- **JOB**:
Every line with the string "text" should be gathered.

──────── GIVEN ENTRIES

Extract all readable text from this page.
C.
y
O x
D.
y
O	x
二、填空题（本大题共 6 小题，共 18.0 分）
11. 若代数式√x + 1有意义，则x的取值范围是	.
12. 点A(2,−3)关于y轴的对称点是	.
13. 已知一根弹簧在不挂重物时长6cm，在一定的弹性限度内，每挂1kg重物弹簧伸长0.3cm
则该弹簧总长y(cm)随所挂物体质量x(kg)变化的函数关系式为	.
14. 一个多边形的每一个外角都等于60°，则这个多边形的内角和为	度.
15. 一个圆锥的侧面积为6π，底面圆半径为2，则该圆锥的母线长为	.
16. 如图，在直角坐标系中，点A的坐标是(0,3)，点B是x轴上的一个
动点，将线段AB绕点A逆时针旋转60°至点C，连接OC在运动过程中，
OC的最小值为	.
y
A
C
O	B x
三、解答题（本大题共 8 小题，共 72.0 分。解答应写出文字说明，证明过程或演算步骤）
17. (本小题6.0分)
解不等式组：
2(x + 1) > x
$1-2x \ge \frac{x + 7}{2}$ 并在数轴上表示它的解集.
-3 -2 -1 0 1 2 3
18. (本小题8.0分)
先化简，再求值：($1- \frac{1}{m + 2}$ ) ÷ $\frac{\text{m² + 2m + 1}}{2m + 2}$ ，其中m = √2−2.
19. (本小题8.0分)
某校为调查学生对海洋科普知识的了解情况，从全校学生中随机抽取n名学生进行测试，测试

────────────────

- **TASK SOLUTION**:
Extract all readable text from this page.
先化简，再求值：($1- \frac{1}{m + 2}$ ) ÷ $\frac{\text{m² + 2m + 1}}{2m + 2}$ ，其中m = √2−2.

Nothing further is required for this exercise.